• **EXERCISE INSTRUCTIONS**: Please work out how many lines below contain the word "hinzugefügt", and reply with only that number.

[Structured page parsing data]
.....

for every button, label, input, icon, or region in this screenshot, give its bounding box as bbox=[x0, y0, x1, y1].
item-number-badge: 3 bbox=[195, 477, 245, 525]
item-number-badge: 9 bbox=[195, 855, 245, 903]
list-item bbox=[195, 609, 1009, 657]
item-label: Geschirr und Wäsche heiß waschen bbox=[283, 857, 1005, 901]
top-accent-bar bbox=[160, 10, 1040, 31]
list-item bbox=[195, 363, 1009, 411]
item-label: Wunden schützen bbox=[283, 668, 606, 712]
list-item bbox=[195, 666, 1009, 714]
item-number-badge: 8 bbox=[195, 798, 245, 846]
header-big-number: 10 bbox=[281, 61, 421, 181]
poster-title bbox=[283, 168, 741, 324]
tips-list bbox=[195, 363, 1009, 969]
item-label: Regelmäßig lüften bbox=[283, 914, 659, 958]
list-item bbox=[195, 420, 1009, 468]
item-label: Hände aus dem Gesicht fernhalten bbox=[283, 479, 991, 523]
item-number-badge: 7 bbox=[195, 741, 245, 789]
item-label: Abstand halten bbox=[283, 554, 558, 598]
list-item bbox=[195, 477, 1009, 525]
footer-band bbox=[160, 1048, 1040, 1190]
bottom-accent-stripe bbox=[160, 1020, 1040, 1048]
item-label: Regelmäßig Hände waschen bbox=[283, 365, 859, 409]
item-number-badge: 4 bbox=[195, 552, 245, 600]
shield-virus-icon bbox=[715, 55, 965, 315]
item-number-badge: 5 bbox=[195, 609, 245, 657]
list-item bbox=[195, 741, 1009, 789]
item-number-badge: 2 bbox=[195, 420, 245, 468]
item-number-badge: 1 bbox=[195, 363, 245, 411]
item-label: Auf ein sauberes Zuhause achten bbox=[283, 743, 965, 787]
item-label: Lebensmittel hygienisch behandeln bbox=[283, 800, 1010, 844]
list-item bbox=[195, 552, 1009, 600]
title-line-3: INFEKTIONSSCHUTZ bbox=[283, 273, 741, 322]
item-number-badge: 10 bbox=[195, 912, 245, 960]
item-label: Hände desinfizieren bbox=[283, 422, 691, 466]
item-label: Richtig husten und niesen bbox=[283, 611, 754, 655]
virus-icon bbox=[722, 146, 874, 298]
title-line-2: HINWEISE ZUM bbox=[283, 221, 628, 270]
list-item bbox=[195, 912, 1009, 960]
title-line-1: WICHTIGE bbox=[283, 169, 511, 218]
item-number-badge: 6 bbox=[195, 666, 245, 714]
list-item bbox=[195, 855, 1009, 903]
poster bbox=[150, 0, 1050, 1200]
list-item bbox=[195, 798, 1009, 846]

.....

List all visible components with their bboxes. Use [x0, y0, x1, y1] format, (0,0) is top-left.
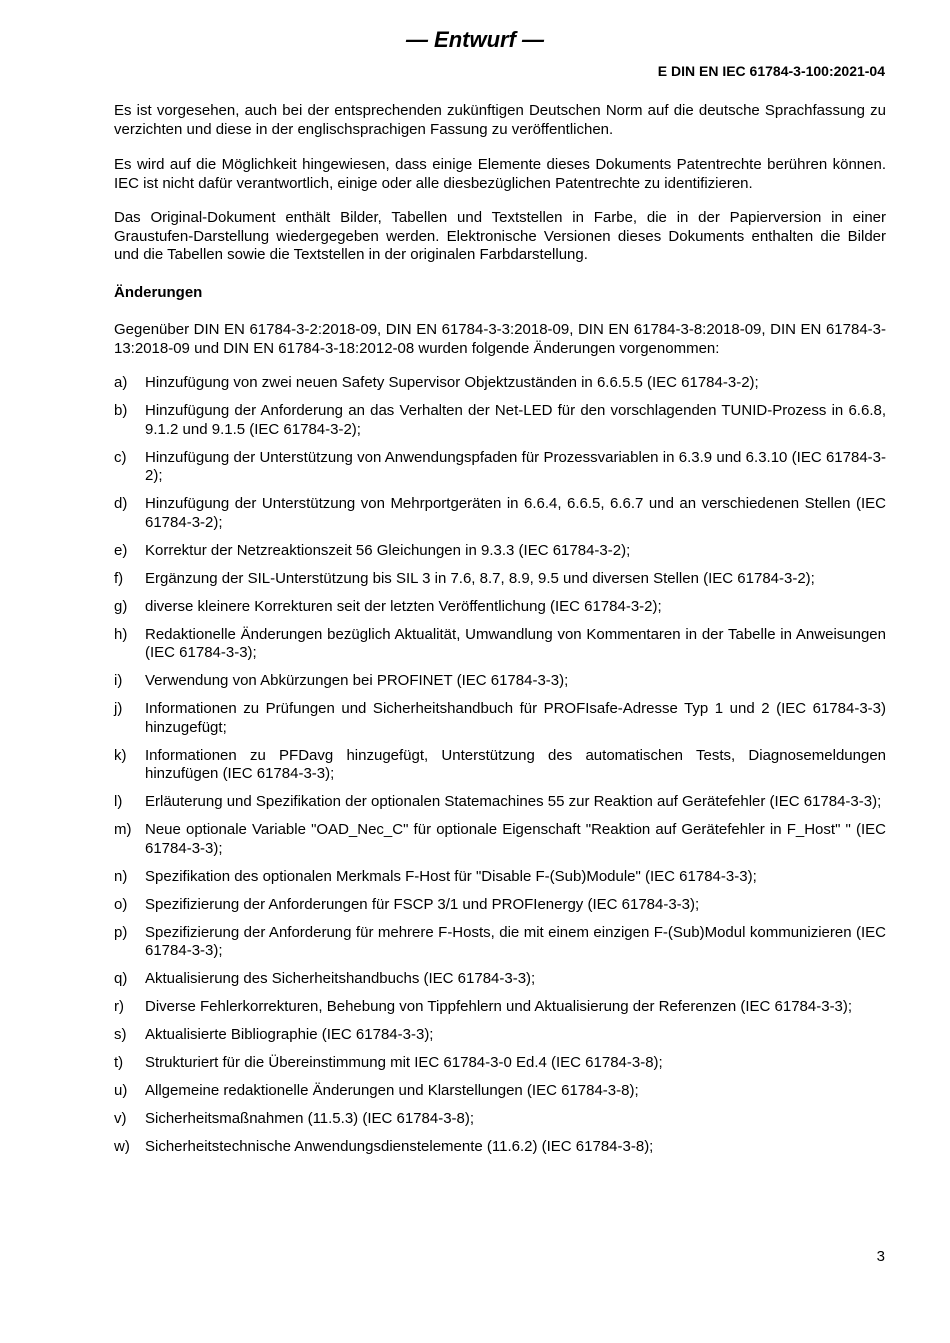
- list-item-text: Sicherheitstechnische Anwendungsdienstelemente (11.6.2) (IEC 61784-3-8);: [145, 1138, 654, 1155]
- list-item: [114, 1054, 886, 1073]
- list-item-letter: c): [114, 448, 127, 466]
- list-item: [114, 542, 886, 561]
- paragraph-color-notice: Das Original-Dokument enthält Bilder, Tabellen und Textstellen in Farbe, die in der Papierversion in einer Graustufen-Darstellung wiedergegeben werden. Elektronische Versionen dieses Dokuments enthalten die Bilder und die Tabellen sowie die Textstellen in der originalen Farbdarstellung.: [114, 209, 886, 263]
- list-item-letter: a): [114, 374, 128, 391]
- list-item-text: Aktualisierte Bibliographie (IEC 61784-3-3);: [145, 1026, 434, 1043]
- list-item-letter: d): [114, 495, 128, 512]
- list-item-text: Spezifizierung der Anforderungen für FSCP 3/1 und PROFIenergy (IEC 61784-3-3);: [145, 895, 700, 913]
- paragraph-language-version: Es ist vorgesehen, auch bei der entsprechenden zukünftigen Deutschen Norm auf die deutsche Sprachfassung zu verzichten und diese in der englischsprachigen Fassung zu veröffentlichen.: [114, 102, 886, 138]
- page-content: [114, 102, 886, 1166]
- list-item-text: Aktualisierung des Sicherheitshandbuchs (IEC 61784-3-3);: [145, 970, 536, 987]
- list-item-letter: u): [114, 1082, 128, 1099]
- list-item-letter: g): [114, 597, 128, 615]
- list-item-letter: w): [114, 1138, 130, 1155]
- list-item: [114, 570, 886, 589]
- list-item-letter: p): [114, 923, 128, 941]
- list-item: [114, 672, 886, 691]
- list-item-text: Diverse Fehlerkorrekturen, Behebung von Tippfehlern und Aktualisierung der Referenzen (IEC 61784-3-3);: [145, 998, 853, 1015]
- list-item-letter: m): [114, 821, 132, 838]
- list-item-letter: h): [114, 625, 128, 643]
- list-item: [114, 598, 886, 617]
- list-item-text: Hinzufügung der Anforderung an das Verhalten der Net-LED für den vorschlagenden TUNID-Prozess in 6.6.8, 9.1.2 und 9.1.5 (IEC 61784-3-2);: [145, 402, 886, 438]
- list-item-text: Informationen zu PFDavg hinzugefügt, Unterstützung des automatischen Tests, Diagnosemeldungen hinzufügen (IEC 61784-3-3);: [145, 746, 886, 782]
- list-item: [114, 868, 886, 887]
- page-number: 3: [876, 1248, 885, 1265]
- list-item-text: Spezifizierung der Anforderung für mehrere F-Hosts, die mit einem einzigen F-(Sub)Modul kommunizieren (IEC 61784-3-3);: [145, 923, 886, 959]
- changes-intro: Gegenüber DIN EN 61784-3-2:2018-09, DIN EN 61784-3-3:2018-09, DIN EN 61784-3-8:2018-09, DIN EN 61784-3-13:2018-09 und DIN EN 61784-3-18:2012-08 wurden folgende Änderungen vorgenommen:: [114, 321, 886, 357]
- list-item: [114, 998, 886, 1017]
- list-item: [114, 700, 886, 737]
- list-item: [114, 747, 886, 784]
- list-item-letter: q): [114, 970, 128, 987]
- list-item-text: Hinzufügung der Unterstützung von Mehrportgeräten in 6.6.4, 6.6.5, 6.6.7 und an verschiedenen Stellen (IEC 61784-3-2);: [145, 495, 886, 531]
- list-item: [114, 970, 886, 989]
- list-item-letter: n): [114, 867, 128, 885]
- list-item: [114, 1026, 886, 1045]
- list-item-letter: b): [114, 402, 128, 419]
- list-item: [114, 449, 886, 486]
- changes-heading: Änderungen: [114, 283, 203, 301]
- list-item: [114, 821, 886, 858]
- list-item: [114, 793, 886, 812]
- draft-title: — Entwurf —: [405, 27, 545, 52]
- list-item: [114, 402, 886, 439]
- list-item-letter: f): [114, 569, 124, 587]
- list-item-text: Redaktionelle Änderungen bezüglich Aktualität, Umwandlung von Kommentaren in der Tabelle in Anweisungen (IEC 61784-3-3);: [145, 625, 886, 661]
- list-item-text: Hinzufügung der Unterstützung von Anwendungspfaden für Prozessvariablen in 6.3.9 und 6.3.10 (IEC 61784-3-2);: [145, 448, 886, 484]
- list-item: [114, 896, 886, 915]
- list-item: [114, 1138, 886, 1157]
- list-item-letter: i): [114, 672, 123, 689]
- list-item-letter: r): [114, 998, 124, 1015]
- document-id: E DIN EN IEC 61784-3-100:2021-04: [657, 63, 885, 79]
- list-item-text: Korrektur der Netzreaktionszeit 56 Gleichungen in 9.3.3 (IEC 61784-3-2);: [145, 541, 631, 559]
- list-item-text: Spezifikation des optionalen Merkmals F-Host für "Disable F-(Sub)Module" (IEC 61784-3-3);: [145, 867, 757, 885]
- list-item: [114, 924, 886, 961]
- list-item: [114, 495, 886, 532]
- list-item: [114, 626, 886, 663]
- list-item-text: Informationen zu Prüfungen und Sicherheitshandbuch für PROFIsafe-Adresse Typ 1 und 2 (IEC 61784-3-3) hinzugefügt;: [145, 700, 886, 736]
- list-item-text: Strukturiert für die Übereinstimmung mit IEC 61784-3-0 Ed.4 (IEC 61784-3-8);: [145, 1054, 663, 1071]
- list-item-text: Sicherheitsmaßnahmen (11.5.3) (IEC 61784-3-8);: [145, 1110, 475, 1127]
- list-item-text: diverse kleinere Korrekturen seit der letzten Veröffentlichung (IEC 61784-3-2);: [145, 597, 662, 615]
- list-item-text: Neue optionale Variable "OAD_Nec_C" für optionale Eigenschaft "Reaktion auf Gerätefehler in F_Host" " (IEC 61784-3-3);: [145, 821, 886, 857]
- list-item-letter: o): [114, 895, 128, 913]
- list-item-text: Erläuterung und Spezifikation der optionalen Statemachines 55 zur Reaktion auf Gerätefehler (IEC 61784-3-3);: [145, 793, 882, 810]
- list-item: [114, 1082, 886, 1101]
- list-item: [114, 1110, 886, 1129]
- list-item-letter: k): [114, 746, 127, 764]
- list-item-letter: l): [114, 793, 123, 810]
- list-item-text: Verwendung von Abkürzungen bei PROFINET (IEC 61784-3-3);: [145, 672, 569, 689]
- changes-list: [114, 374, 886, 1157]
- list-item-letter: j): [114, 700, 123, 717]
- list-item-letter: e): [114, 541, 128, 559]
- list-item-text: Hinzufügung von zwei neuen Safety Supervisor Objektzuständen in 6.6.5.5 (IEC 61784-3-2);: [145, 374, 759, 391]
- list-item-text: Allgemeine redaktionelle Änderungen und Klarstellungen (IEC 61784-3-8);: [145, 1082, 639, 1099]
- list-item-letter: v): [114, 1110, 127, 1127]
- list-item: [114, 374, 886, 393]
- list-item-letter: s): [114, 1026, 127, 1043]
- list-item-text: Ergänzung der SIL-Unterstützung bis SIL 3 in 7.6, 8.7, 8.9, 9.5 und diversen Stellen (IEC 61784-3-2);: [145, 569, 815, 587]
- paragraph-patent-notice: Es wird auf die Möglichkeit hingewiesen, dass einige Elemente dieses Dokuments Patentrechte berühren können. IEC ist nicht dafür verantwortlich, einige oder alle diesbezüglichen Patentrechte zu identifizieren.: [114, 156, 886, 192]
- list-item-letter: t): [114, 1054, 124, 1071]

.....

• **EXPECTED ANSWER**: 2